[Some records]
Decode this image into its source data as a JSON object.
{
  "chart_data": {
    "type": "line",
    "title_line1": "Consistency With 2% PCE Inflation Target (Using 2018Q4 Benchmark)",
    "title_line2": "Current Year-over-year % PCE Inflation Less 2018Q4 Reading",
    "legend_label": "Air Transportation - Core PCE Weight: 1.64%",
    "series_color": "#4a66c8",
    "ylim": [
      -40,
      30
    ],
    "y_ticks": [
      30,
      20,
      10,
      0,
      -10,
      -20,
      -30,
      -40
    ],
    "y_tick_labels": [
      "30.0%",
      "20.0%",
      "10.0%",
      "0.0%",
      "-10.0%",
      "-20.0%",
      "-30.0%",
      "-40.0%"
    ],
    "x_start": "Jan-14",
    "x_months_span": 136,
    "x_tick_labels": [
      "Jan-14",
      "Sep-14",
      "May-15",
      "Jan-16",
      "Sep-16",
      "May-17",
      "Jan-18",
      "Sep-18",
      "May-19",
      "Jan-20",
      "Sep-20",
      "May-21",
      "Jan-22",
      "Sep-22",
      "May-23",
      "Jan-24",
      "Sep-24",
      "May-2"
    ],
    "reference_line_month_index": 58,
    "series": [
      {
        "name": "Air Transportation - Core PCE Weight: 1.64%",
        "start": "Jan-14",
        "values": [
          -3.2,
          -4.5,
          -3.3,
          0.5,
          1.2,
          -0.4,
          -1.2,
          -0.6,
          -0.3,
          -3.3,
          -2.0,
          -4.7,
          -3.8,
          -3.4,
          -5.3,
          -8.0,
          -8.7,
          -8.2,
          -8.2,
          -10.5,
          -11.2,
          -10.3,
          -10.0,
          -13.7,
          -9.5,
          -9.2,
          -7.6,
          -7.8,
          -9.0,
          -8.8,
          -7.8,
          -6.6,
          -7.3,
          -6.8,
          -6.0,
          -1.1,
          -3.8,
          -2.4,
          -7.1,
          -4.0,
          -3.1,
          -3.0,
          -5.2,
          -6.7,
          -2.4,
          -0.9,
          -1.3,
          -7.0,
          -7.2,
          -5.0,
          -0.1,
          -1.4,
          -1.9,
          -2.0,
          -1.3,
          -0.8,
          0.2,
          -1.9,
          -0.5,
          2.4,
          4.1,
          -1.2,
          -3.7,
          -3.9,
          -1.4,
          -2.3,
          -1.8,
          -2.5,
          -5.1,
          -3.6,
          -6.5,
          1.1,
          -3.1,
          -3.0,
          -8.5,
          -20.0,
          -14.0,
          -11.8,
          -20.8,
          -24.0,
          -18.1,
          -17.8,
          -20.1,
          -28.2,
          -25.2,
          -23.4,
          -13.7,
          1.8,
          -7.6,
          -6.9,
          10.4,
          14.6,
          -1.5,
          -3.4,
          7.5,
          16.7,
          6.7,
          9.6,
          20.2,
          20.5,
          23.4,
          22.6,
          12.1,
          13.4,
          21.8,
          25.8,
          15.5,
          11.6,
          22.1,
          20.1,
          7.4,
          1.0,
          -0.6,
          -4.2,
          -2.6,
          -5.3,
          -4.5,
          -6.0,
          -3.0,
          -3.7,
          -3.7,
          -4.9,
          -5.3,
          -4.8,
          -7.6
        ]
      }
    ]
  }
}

** SHORT TASK **
Extract the data exactly as given.

** REPLY TO THE TASK **
Decode this image into its source data as a JSON object.
{
  "chart_data": {
    "type": "line",
    "title_line1": "Consistency With 2% PCE Inflation Target (Using 2018Q4 Benchmark)",
    "title_line2": "Current Year-over-year % PCE Inflation Less 2018Q4 Reading",
    "legend_label": "Air Transportation - Core PCE Weight: 1.64%",
    "series_color": "#4a66c8",
    "ylim": [
      -40,
      30
    ],
    "y_ticks": [
      30,
      20,
      10,
      0,
      -10,
      -20,
      -30,
      -40
    ],
    "y_tick_labels": [
      "30.0%",
      "20.0%",
      "10.0%",
      "0.0%",
      "-10.0%",
      "-20.0%",
      "-30.0%",
      "-40.0%"
    ],
    "x_start": "Jan-14",
    "x_months_span": 136,
    "x_tick_labels": [
      "Jan-14",
      "Sep-14",
      "May-15",
      "Jan-16",
      "Sep-16",
      "May-17",
      "Jan-18",
      "Sep-18",
      "May-19",
      "Jan-20",
      "Sep-20",
      "May-21",
      "Jan-22",
      "Sep-22",
      "May-23",
      "Jan-24",
      "Sep-24",
      "May-2"
    ],
    "reference_line_month_index": 58,
    "series": [
      {
        "name": "Air Transportation - Core PCE Weight: 1.64%",
        "start": "Jan-14",
        "values": [
          -3.2,
          -4.5,
          -3.3,
          0.5,
          1.2,
          -0.4,
          -1.2,
          -0.6,
          -0.3,
          -3.3,
          -2.0,
          -4.7,
          -3.8,
          -3.4,
          -5.3,
          -8.0,
          -8.7,
          -8.2,
          -8.2,
          -10.5,
          -11.2,
          -10.3,
          -10.0,
          -13.7,
          -9.5,
          -9.2,
          -7.6,
          -7.8,
          -9.0,
          -8.8,
          -7.8,
          -6.6,
          -7.3,
          -6.8,
          -6.0,
          -1.1,
          -3.8,
          -2.4,
          -7.1,
          -4.0,
          -3.1,
          -3.0,
          -5.2,
          -6.7,
          -2.4,
          -0.9,
          -1.3,
          -7.0,
          -7.2,
          -5.0,
          -0.1,
          -1.4,
          -1.9,
          -2.0,
          -1.3,
          -0.8,
          0.2,
          -1.9,
          -0.5,
          2.4,
          4.1,
          -1.2,
          -3.7,
          -3.9,
          -1.4,
          -2.3,
          -1.8,
          -2.5,
          -5.1,
          -3.6,
          -6.5,
          1.1,
          -3.1,
          -3.0,
          -8.5,
          -20.0,
          -14.0,
          -11.8,
          -20.8,
          -24.0,
          -18.1,
          -17.8,
          -20.1,
          -28.2,
          -25.2,
          -23.4,
          -13.7,
          1.8,
          -7.6,
          -6.9,
          10.4,
          14.6,
          -1.5,
          -3.4,
          7.5,
          16.7,
          6.7,
          9.6,
          20.2,
          20.5,
          23.4,
          22.6,
          12.1,
          13.4,
          21.8,
          25.8,
          15.5,
          11.6,
          22.1,
          20.1,
          7.4,
          1.0,
          -0.6,
          -4.2,
          -2.6,
          -5.3,
          -4.5,
          -6.0,
          -3.0,
          -3.7,
          -3.7,
          -4.9,
          -5.3,
          -4.8,
          -7.6
        ]
      }
    ]
  }
}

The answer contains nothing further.